__SET EXERCISE__
Each line that includes the word "MASASI" counts once; give the total and nothing more.

-------- PROVIDED RECORDS --------

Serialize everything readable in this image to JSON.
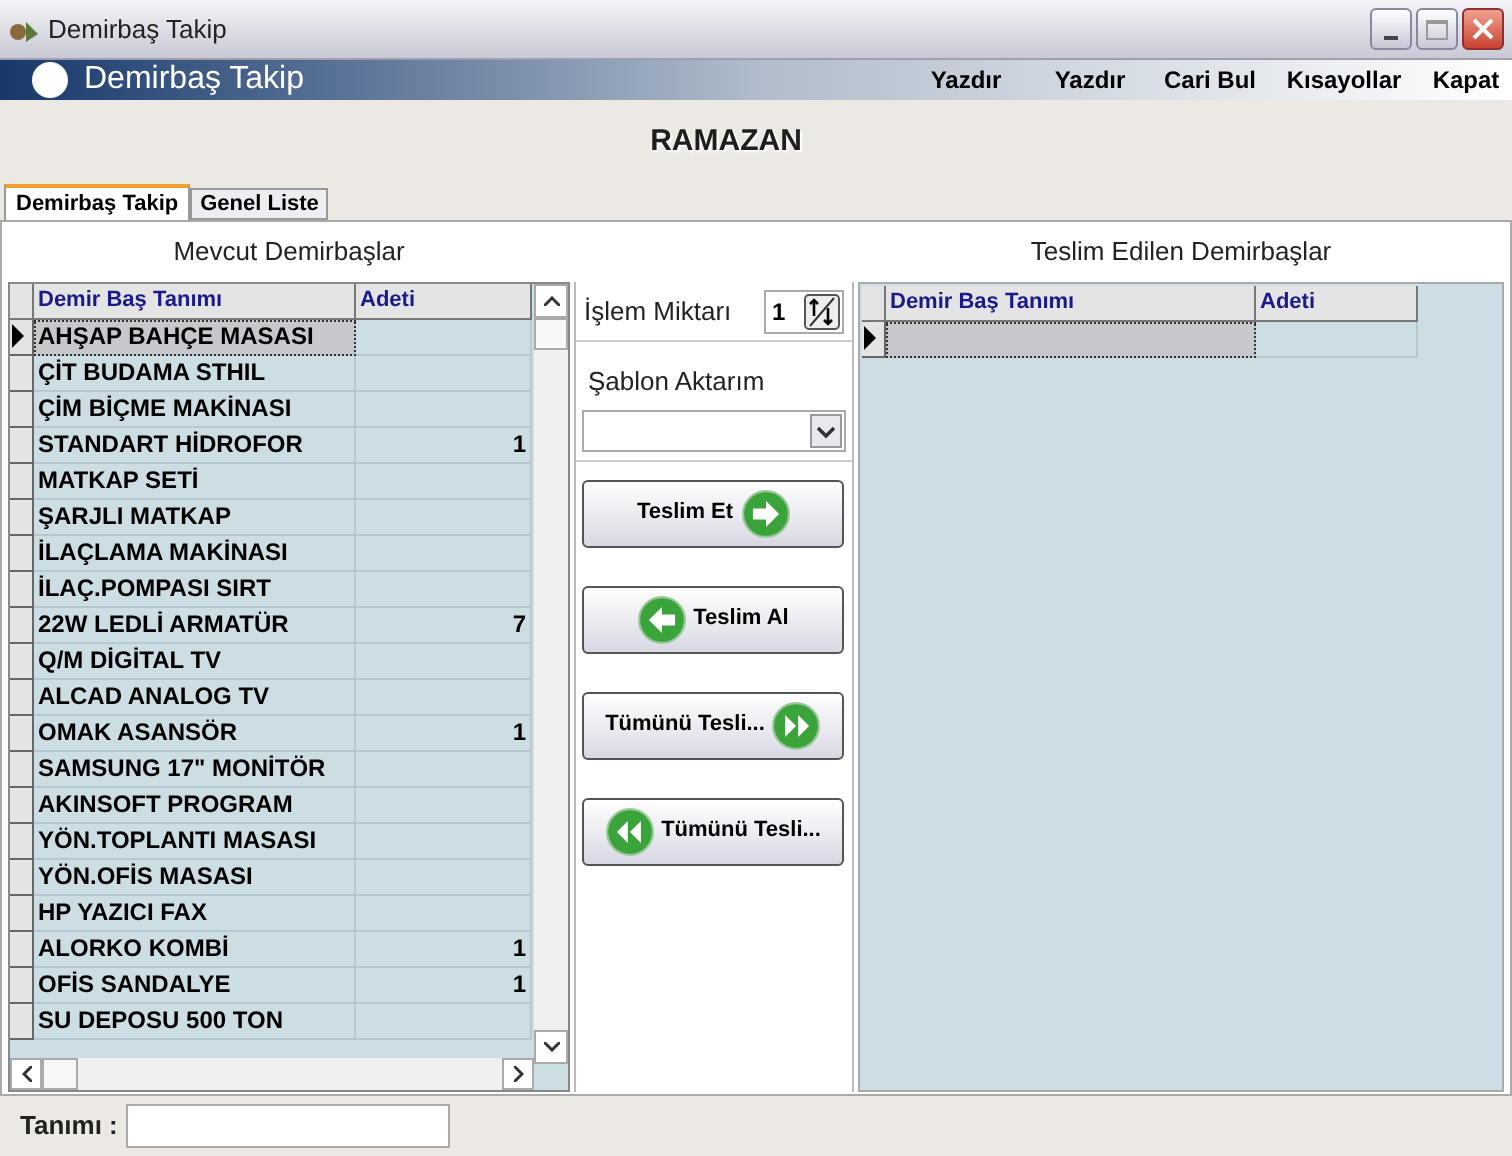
{
  "window": {
    "title": "Demirbaş Takip"
  },
  "header": {
    "title": "Demirbaş Takip",
    "menu": [
      "Yazdır",
      "Yazdır",
      "Cari Bul",
      "Kısayollar",
      "Kapat"
    ]
  },
  "user": "RAMAZAN",
  "tabs": [
    {
      "label": "Demirbaş Takip",
      "selected": true
    },
    {
      "label": "Genel Liste",
      "selected": false
    }
  ],
  "left": {
    "heading": "Mevcut Demirbaşlar",
    "columns": [
      "Demir Baş Tanımı",
      "Adeti"
    ],
    "rows": [
      {
        "name": "AHŞAP BAHÇE MASASI",
        "count": "",
        "selected": true
      },
      {
        "name": "ÇİT BUDAMA STHIL",
        "count": "",
        "selected": false
      },
      {
        "name": "ÇİM BİÇME MAKİNASI",
        "count": "",
        "selected": false
      },
      {
        "name": "STANDART HİDROFOR",
        "count": "1",
        "selected": false
      },
      {
        "name": "MATKAP SETİ",
        "count": "",
        "selected": false
      },
      {
        "name": "ŞARJLI MATKAP",
        "count": "",
        "selected": false
      },
      {
        "name": "İLAÇLAMA MAKİNASI",
        "count": "",
        "selected": false
      },
      {
        "name": "İLAÇ.POMPASI SIRT",
        "count": "",
        "selected": false
      },
      {
        "name": "22W LEDLİ ARMATÜR",
        "count": "7",
        "selected": false
      },
      {
        "name": "Q/M DİGİTAL TV",
        "count": "",
        "selected": false
      },
      {
        "name": "ALCAD ANALOG TV",
        "count": "",
        "selected": false
      },
      {
        "name": "OMAK ASANSÖR",
        "count": "1",
        "selected": false
      },
      {
        "name": "SAMSUNG 17\" MONİTÖR",
        "count": "",
        "selected": false
      },
      {
        "name": "AKINSOFT PROGRAM",
        "count": "",
        "selected": false
      },
      {
        "name": "YÖN.TOPLANTI MASASI",
        "count": "",
        "selected": false
      },
      {
        "name": "YÖN.OFİS MASASI",
        "count": "",
        "selected": false
      },
      {
        "name": "HP YAZICI FAX",
        "count": "",
        "selected": false
      },
      {
        "name": "ALORKO KOMBİ",
        "count": "1",
        "selected": false
      },
      {
        "name": "OFİS SANDALYE",
        "count": "1",
        "selected": false
      },
      {
        "name": "SU DEPOSU 500 TON",
        "count": "",
        "selected": false
      }
    ]
  },
  "middle": {
    "quantity_label": "İşlem Miktarı",
    "quantity": "1",
    "template_label": "Şablon Aktarım",
    "buttons": [
      "Teslim Et",
      "Teslim Al",
      "Tümünü Tesli...",
      "Tümünü Tesli..."
    ]
  },
  "right": {
    "heading": "Teslim Edilen Demirbaşlar",
    "columns": [
      "Demir Baş Tanımı",
      "Adeti"
    ],
    "rows": [
      {
        "name": "",
        "count": "",
        "selected": true
      }
    ]
  },
  "footer": {
    "label": "Tanımı :"
  }
}
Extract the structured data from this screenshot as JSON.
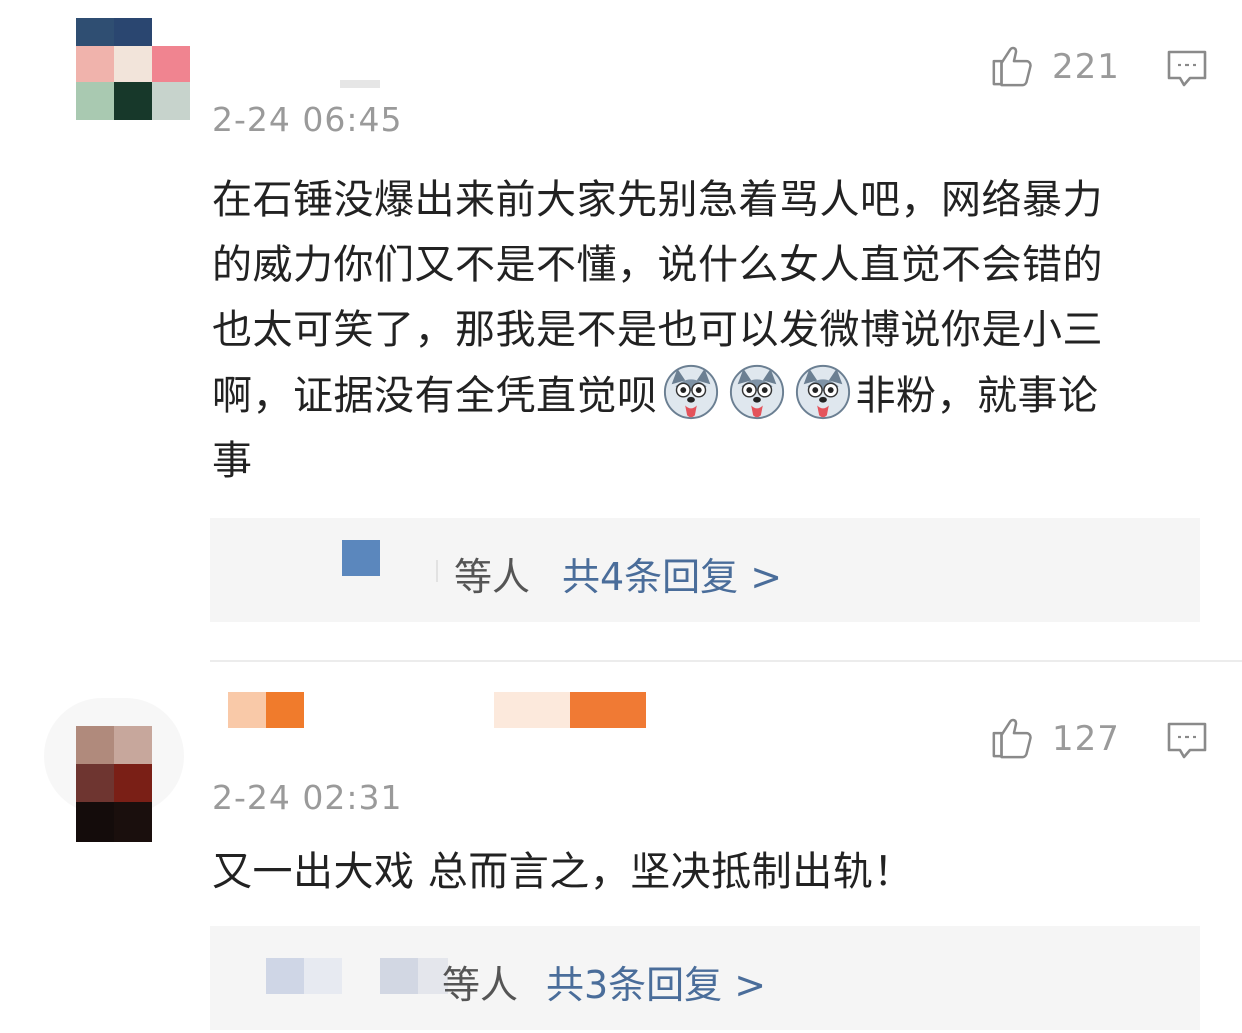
{
  "colors": {
    "link": "#4a6d9a",
    "meta": "#9a9a9a",
    "text": "#222222",
    "reply_bg": "#f5f5f5"
  },
  "comments": [
    {
      "time": "2-24 06:45",
      "likes": "221",
      "lines": [
        "在石锤没爆出来前大家先别急着骂人吧，网络暴力",
        "的威力你们又不是不懂，说什么女人直觉不会错的",
        "也太可笑了，那我是不是也可以发微博说你是小三"
      ],
      "line4_before": "啊，证据没有全凭直觉呗",
      "line4_after": "非粉，就事论",
      "line5": "事",
      "emoji_icon": "husky-emoji-icon",
      "reply_who_suffix": "等人",
      "reply_total": "共4条回复 >"
    },
    {
      "time": "2-24 02:31",
      "likes": "127",
      "text": "又一出大戏 总而言之，坚决抵制出轨！",
      "reply_who_suffix": "等人",
      "reply_total": "共3条回复 >"
    }
  ],
  "icons": {
    "like": "thumbs-up-icon",
    "reply": "comment-bubble-icon"
  }
}
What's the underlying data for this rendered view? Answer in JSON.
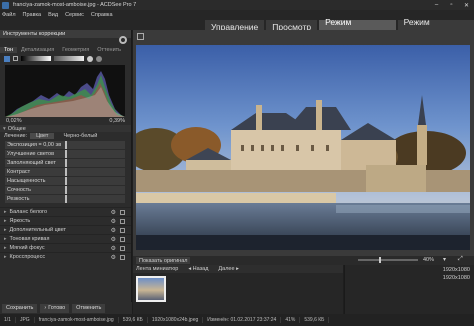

--------

__OUTPUT OF THE TASK__
3